### Goal
Pick out all lines in the listing holding the string "from" and copy them.

### Extracted material
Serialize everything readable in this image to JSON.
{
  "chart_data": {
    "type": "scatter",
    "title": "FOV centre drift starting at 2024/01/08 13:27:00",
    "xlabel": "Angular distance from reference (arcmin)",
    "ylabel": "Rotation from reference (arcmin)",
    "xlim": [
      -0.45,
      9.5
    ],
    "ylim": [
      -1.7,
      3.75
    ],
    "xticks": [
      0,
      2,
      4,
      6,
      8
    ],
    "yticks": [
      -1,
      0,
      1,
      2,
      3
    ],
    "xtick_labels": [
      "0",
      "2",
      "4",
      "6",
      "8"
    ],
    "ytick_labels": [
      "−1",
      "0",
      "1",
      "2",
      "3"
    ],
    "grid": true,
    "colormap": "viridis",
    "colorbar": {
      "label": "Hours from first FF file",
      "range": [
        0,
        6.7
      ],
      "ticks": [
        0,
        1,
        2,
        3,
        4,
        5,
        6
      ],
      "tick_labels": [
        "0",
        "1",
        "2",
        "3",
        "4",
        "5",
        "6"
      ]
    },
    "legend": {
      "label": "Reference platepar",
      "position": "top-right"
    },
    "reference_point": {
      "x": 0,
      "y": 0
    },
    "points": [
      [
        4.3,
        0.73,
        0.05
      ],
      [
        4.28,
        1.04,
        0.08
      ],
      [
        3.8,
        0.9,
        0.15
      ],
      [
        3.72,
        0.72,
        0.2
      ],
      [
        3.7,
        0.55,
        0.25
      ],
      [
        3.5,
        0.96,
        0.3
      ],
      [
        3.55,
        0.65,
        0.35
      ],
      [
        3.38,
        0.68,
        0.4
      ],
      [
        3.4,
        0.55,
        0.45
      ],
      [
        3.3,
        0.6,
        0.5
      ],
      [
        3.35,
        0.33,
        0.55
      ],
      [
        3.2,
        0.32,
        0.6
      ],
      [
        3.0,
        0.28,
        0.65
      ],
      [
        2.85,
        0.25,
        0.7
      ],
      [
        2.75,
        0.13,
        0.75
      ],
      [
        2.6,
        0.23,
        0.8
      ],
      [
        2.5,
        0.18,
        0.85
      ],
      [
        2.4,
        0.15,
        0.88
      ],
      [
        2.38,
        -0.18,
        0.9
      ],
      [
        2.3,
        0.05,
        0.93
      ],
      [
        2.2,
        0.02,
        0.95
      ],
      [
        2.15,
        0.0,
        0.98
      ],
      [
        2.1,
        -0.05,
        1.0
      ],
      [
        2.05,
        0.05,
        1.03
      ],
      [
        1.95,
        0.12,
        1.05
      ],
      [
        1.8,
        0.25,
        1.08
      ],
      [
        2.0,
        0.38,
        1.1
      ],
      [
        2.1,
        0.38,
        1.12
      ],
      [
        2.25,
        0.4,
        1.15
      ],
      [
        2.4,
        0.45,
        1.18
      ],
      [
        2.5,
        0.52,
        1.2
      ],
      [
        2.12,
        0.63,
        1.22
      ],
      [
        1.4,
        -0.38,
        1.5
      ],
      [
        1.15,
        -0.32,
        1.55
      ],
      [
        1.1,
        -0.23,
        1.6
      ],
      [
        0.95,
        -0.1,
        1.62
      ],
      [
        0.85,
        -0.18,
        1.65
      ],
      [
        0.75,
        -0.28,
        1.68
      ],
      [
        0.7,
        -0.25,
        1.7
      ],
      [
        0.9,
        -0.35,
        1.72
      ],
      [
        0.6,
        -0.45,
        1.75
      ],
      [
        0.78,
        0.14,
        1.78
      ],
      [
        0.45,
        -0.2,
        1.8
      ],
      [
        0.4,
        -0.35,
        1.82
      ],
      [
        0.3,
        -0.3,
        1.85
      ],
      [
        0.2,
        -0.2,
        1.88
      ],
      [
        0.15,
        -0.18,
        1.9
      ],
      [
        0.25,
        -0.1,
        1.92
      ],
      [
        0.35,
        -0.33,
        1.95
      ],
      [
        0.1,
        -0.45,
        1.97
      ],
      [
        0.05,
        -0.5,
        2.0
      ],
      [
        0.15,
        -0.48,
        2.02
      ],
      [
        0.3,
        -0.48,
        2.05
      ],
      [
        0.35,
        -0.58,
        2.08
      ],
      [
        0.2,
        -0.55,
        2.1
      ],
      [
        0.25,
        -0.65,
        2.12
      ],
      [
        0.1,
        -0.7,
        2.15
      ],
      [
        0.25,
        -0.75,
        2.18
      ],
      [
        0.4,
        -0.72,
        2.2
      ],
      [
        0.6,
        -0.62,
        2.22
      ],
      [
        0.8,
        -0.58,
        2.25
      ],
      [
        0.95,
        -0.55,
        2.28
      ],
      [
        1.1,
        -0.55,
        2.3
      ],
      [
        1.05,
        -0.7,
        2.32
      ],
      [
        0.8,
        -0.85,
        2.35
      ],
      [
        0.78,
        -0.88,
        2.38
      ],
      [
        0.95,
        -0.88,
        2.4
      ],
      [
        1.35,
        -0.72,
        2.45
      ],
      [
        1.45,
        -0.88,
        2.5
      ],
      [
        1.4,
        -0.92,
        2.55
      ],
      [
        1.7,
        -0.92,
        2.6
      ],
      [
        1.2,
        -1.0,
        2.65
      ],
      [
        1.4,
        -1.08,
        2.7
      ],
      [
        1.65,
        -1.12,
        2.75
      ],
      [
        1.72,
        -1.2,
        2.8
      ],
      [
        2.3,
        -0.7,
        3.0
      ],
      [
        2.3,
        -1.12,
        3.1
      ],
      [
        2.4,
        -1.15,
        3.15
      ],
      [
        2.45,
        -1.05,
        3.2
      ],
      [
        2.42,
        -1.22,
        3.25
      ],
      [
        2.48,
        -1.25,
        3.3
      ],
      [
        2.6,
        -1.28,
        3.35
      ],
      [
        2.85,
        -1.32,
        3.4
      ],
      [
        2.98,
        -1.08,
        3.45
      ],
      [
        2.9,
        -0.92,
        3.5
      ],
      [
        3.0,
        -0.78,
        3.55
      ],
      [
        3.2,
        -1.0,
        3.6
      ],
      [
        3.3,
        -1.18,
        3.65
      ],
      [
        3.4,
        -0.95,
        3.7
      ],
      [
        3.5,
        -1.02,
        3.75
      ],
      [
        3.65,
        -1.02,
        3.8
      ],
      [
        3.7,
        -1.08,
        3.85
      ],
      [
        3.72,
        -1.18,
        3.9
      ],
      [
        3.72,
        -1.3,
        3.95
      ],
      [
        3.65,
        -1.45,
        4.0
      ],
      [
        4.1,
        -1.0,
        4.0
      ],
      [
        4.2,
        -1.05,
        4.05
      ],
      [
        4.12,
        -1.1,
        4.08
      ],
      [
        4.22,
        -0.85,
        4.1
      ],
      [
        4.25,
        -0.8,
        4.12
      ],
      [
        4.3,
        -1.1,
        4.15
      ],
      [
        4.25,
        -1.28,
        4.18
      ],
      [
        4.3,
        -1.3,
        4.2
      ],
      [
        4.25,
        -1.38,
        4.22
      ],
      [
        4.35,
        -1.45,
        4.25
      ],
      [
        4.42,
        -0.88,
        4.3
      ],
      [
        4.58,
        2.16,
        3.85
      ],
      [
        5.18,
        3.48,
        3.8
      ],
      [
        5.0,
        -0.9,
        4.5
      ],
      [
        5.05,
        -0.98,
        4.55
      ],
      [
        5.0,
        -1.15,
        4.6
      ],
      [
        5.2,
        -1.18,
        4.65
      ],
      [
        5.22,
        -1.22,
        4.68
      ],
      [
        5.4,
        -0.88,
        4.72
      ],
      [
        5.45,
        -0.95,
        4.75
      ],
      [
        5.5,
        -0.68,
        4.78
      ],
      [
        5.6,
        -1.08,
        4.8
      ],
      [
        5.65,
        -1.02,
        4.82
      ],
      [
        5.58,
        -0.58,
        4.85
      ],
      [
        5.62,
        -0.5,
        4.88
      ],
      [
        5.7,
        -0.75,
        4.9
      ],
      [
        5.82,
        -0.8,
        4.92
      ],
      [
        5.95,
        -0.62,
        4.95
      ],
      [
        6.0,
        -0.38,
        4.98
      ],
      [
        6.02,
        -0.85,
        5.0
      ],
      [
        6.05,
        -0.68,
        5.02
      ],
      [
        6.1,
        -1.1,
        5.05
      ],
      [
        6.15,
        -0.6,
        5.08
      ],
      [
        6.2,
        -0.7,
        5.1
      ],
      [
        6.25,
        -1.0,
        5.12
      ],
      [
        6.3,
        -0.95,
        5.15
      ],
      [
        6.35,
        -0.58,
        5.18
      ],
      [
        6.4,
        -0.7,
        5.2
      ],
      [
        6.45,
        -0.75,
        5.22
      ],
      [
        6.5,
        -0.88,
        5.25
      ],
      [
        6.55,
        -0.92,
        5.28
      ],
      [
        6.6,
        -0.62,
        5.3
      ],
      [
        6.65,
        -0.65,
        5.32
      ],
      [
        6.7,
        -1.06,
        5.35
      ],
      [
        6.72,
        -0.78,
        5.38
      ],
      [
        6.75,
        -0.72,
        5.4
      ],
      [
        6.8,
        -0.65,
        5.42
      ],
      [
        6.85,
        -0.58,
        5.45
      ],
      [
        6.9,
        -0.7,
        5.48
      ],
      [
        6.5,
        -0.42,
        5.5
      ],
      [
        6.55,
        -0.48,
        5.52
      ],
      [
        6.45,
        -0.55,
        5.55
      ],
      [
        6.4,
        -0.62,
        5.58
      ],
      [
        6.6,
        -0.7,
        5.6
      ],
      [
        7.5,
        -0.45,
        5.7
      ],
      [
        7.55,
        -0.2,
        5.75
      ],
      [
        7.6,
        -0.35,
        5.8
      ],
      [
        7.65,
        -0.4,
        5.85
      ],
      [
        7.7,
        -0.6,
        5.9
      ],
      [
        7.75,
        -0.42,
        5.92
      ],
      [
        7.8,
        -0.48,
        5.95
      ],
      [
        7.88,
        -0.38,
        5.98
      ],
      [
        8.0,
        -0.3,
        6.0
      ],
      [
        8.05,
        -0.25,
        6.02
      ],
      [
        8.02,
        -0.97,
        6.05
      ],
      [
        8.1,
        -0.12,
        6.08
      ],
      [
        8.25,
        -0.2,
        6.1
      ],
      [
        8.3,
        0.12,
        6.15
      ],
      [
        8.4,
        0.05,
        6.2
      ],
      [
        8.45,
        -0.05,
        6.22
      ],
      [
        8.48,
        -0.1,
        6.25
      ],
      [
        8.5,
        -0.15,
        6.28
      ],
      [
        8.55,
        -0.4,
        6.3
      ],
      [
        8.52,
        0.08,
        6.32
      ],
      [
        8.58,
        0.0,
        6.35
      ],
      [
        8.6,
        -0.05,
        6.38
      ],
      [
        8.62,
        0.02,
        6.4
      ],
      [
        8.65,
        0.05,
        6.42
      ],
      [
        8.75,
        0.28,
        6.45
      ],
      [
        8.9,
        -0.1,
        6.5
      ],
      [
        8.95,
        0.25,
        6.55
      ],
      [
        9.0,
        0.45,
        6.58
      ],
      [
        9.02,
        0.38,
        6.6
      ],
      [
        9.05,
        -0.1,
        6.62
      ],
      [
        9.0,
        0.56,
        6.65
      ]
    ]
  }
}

### Finished answer
    "xlabel": "Angular distance from reference (arcmin)",
    "ylabel": "Rotation from reference (arcmin)",
      "label": "Hours from first FF file",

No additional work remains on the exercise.